• **MATERIAL PROVIDED**:
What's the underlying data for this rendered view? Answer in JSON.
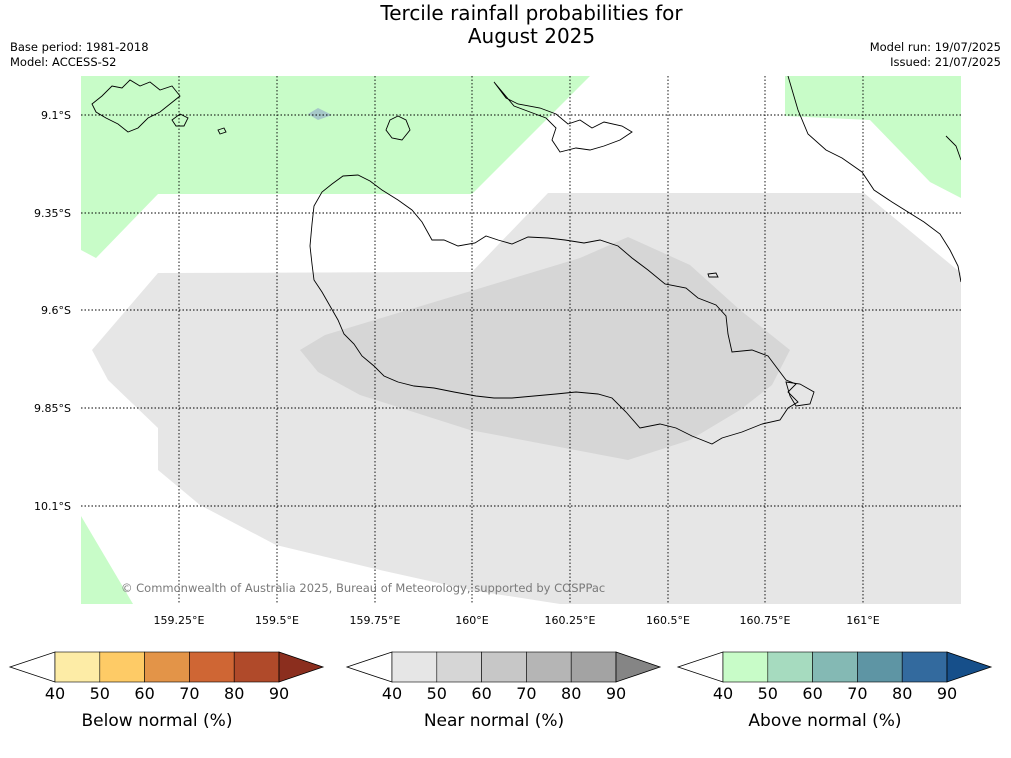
{
  "title_line1": "Tercile rainfall probabilities for",
  "title_line2": "August 2025",
  "meta_left": {
    "base_period": "Base period: 1981-2018",
    "model": "Model: ACCESS-S2"
  },
  "meta_right": {
    "model_run": "Model run: 19/07/2025",
    "issued": "Issued: 21/07/2025"
  },
  "lat_labels": [
    "9.1°S",
    "9.35°S",
    "9.6°S",
    "9.85°S",
    "10.1°S"
  ],
  "lon_labels": [
    "159.25°E",
    "159.5°E",
    "159.75°E",
    "160°E",
    "160.25°E",
    "160.5°E",
    "160.75°E",
    "161°E"
  ],
  "copyright": "© Commonwealth of Australia 2025, Bureau of Meteorology, supported by COSPPac",
  "colorbars": [
    {
      "title": "Below normal (%)",
      "colors": [
        "#fdeca6",
        "#fecb66",
        "#e39448",
        "#cf6634",
        "#b04a2a",
        "#8b2e1e"
      ]
    },
    {
      "title": "Near normal (%)",
      "colors": [
        "#e6e6e6",
        "#d6d6d6",
        "#c7c7c7",
        "#b5b5b5",
        "#a3a3a3",
        "#858585"
      ]
    },
    {
      "title": "Above normal (%)",
      "colors": [
        "#c8fcc8",
        "#a6dbbf",
        "#84b9b4",
        "#5e95a4",
        "#336a9e",
        "#164f8a"
      ]
    }
  ],
  "colorbar_ticks": [
    "40",
    "50",
    "60",
    "70",
    "80",
    "90"
  ],
  "colors": {
    "above_40": "#c8fcc8",
    "near_40": "#e6e6e6",
    "near_50": "#d6d6d6",
    "coast": "#000000",
    "grid": "#000000"
  }
}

• **EXERCISE INSTRUCTIONS**: In the records above, find each line that holds the word "normal"; copy all such lines.

• **REPLY TO THE TASK**:
      "title": "Below normal (%)",
      "title": "Near normal (%)",
      "title": "Above normal (%)",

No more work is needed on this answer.